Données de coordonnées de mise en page
********************
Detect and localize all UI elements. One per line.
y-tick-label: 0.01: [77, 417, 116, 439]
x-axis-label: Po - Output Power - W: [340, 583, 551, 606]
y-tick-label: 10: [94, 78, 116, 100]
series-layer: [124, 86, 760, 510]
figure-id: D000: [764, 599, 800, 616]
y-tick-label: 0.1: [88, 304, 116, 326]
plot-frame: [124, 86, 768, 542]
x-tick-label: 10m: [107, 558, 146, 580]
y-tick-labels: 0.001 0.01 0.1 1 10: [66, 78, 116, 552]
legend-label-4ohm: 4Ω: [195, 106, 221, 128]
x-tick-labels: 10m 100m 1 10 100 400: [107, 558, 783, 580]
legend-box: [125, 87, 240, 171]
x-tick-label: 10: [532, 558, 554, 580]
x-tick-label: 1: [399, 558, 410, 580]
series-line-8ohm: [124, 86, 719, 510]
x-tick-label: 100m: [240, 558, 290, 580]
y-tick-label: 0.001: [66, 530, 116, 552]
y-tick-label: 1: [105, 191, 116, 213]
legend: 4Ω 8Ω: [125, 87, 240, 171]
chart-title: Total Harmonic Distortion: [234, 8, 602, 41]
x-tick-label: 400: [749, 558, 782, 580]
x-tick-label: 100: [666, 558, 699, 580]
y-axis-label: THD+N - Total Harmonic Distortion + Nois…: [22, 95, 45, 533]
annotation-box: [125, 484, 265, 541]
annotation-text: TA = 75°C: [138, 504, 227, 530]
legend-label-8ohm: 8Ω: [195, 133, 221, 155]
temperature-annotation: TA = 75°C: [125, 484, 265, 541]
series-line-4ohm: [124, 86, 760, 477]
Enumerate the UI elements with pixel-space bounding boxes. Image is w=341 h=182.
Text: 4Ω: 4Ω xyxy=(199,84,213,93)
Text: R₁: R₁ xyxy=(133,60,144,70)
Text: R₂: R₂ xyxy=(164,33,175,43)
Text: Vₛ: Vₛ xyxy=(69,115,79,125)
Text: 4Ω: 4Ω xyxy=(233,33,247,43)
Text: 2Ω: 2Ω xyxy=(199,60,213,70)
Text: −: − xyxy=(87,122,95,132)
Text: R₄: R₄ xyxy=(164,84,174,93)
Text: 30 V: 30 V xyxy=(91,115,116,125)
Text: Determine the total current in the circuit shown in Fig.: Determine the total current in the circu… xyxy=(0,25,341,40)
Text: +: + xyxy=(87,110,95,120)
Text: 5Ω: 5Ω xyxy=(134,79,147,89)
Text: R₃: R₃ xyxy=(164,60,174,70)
********************
Travail à effectuer: Recopiez à l'identique les lignes des enregistrements, depuis le début jusqu'à la ligne contenant « plot-frame: [124, 86, 768, 542] », cette dernière incluse.

Réponse au problème:
Detect and localize all UI elements. One per line.
y-tick-label: 0.01: [77, 417, 116, 439]
x-axis-label: Po - Output Power - W: [340, 583, 551, 606]
y-tick-label: 10: [94, 78, 116, 100]
series-layer: [124, 86, 760, 510]
figure-id: D000: [764, 599, 800, 616]
y-tick-label: 0.1: [88, 304, 116, 326]
plot-frame: [124, 86, 768, 542]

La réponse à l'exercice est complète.